GOAL: Copy all lines below containing "tiếp".

### MATERIAL TO PROCESS

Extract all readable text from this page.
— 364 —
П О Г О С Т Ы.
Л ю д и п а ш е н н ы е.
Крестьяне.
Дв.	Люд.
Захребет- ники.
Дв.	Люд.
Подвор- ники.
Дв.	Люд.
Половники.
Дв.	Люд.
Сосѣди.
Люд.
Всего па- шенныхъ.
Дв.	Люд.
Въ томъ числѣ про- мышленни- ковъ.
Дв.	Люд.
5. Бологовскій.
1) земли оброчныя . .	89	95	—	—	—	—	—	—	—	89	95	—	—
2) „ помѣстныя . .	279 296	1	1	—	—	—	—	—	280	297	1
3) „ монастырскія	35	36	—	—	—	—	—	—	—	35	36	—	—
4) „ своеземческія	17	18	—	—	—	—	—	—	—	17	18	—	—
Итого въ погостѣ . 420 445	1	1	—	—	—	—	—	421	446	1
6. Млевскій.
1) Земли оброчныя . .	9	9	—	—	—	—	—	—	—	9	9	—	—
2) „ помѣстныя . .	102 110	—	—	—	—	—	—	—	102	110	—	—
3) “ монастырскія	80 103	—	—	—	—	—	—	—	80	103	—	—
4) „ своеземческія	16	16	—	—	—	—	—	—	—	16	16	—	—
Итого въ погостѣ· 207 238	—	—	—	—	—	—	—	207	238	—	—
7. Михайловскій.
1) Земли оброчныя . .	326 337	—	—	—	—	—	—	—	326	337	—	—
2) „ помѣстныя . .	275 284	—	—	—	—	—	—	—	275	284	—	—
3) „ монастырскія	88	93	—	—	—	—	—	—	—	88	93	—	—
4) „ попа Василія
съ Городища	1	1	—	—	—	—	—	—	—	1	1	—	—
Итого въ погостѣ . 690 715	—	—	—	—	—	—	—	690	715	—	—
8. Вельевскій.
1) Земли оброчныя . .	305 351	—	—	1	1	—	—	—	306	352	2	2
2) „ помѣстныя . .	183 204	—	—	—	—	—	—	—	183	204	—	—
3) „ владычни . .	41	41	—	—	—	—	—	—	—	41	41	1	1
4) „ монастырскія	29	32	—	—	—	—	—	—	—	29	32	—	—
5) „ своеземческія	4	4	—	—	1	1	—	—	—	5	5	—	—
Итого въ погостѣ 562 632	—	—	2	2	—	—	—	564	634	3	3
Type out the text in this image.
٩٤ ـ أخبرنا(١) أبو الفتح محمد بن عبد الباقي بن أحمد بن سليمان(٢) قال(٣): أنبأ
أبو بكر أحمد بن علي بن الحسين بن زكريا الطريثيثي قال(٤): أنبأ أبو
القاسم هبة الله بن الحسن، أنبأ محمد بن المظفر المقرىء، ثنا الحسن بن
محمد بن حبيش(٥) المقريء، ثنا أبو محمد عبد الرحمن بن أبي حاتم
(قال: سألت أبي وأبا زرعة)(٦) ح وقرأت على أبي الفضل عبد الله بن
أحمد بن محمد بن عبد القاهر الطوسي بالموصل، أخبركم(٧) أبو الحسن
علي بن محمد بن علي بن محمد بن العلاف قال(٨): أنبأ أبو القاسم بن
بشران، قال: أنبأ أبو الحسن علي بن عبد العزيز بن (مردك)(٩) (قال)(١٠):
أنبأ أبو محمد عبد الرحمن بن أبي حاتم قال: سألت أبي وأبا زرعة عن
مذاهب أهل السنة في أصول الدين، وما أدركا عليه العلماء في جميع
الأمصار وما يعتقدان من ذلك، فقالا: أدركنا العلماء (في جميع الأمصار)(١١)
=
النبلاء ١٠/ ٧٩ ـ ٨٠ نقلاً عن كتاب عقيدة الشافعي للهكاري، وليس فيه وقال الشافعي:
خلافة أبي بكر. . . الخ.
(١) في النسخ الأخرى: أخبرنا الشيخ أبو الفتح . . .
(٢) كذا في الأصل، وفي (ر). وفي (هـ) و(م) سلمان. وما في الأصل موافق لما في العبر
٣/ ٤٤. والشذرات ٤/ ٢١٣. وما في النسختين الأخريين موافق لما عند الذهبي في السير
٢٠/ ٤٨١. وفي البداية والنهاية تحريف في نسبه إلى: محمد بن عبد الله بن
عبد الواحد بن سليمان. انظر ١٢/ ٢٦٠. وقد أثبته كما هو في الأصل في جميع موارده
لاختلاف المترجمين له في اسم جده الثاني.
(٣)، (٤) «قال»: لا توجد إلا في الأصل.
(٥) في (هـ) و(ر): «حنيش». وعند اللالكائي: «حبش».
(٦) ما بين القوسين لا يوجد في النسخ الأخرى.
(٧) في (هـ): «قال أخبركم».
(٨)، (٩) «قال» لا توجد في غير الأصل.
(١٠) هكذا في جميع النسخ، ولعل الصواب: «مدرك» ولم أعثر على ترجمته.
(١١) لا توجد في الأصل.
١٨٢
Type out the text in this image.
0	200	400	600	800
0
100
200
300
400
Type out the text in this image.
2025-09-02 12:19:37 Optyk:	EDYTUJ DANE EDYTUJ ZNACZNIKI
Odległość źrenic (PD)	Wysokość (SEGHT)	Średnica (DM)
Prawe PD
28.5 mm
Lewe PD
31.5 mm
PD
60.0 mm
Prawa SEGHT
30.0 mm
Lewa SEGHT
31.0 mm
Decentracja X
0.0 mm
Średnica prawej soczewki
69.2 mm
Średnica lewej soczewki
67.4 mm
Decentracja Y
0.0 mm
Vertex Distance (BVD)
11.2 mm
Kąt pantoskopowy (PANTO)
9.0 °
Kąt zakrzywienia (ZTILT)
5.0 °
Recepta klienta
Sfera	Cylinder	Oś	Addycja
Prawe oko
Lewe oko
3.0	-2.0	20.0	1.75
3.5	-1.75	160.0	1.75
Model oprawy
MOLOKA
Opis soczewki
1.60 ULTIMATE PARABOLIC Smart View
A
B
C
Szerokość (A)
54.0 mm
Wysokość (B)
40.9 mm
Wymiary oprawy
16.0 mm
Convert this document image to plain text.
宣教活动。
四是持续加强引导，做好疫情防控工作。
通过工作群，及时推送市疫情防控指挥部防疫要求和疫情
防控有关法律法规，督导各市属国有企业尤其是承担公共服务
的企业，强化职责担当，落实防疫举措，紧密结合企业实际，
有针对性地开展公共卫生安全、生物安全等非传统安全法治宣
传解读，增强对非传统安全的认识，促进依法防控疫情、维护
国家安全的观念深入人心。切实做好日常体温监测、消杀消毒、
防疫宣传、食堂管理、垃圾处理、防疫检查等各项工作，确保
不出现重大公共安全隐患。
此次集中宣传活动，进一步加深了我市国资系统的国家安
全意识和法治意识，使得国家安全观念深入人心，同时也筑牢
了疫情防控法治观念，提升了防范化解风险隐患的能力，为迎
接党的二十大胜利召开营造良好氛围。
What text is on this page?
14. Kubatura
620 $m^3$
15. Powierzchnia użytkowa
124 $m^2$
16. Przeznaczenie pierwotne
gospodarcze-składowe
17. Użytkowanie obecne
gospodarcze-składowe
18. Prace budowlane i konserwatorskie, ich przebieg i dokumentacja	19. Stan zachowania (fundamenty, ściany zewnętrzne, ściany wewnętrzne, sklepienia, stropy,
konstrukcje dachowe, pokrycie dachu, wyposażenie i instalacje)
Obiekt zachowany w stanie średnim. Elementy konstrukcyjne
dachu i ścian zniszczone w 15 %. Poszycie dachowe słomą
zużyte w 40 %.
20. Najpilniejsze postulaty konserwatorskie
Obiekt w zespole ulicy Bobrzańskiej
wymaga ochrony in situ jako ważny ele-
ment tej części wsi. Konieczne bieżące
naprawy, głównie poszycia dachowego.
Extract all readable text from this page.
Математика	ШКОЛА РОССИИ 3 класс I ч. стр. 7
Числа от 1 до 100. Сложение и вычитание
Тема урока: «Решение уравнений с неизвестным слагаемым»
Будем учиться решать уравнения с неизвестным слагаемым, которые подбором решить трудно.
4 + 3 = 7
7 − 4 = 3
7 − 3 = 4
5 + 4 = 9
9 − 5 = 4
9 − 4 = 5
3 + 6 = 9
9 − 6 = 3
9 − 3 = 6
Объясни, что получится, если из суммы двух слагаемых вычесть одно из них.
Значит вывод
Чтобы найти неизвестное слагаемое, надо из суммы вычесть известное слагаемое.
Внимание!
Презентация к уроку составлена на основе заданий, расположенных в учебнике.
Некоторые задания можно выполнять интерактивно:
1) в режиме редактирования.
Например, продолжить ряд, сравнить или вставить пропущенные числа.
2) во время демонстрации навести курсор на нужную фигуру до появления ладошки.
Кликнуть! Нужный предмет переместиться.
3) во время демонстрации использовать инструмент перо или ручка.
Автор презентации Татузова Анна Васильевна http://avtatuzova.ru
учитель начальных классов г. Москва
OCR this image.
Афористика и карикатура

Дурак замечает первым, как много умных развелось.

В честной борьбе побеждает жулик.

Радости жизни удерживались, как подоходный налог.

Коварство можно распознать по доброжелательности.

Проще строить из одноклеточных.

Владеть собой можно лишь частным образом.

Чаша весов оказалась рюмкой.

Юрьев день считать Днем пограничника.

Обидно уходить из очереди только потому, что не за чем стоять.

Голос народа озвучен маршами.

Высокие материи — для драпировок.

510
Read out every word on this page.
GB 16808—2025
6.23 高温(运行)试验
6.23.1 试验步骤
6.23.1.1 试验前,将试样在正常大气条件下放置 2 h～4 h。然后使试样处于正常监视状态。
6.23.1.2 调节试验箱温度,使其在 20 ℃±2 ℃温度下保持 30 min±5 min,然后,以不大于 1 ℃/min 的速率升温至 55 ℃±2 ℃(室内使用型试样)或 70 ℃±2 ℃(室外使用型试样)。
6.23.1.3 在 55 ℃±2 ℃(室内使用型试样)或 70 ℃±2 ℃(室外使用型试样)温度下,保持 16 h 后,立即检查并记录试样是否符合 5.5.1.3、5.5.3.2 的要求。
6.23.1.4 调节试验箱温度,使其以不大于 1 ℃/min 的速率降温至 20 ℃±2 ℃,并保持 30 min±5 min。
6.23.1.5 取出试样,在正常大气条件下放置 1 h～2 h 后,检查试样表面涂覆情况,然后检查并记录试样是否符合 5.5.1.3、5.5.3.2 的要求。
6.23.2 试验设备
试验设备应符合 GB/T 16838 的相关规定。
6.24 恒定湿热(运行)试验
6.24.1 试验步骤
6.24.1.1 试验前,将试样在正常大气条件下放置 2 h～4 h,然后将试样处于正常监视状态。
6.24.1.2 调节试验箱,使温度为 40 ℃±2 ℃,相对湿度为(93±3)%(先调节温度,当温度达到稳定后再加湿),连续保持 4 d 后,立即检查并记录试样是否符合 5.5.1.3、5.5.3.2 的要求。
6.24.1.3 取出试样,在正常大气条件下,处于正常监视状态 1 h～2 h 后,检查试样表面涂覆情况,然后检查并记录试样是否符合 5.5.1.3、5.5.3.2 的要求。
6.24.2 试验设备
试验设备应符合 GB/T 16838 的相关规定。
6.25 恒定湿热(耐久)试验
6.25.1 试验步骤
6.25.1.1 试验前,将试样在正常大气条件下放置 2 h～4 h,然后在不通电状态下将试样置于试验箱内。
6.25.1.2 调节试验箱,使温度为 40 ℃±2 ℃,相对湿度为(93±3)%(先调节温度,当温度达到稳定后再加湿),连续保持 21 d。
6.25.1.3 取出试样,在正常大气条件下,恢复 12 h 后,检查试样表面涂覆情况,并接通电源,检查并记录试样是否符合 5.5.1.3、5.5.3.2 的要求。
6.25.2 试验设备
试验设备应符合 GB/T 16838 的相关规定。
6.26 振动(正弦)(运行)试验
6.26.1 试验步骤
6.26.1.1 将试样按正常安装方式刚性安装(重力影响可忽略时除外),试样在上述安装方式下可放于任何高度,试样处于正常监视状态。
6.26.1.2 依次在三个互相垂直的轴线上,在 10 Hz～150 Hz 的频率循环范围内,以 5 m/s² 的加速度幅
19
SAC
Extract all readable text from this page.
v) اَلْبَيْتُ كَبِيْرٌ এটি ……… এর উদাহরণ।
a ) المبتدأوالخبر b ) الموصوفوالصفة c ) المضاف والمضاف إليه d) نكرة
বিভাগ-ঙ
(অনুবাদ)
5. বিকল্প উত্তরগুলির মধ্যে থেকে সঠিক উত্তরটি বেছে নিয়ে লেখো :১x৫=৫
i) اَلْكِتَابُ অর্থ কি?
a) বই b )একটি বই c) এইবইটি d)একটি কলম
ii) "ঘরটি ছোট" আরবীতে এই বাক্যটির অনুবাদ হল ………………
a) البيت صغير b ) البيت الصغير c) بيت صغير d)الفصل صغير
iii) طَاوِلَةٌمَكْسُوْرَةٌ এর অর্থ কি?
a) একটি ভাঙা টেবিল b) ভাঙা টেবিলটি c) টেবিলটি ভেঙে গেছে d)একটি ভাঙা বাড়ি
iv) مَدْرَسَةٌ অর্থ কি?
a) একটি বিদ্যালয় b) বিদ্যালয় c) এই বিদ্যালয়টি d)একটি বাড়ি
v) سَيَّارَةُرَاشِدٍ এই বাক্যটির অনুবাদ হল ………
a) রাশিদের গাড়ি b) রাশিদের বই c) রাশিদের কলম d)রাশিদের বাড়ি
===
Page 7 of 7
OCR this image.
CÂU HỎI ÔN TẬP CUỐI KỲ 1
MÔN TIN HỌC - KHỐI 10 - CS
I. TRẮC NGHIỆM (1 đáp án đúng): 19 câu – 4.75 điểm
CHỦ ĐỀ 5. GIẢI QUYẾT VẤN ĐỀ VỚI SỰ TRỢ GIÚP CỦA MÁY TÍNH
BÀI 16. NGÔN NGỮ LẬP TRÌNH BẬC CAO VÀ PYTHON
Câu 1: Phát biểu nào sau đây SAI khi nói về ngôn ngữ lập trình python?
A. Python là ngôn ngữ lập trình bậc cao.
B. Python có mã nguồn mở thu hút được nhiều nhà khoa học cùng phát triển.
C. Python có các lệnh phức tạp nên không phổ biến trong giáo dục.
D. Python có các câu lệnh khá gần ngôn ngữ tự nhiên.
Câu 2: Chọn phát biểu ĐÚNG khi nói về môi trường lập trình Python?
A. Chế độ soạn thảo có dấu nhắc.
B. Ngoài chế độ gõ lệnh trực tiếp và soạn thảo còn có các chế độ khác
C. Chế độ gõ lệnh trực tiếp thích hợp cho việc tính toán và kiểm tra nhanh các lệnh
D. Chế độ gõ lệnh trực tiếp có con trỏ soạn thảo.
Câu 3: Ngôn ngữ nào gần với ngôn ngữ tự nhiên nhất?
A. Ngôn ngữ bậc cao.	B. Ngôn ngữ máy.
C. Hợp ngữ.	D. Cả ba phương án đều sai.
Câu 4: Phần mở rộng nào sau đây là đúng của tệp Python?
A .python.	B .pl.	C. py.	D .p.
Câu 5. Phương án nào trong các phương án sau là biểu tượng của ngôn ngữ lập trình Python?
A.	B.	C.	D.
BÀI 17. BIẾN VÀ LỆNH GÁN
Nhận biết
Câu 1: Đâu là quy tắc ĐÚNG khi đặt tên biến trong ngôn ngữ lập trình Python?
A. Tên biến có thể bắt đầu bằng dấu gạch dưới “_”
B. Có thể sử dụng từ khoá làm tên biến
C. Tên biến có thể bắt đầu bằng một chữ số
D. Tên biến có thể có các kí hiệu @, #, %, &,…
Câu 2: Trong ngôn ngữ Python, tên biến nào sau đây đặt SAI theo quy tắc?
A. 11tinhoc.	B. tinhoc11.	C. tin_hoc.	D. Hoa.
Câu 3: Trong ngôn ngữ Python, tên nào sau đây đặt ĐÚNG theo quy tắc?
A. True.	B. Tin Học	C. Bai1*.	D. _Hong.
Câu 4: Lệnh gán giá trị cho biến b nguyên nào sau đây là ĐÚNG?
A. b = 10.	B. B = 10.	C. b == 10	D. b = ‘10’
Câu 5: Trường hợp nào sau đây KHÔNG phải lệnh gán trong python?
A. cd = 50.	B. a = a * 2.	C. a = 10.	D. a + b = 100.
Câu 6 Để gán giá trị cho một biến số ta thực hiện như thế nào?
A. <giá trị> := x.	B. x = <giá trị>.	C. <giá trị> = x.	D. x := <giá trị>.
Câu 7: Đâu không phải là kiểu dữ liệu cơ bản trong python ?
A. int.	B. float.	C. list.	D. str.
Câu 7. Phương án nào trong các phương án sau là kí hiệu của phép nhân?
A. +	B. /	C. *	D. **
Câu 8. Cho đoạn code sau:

######

EXERCISE RESPONSE:
B. Ngoài chế độ gõ lệnh trực tiếp và soạn thảo còn có các chế độ khác
C. Chế độ gõ lệnh trực tiếp thích hợp cho việc tính toán và kiểm tra nhanh các lệnh
D. Chế độ gõ lệnh trực tiếp có con trỏ soạn thảo.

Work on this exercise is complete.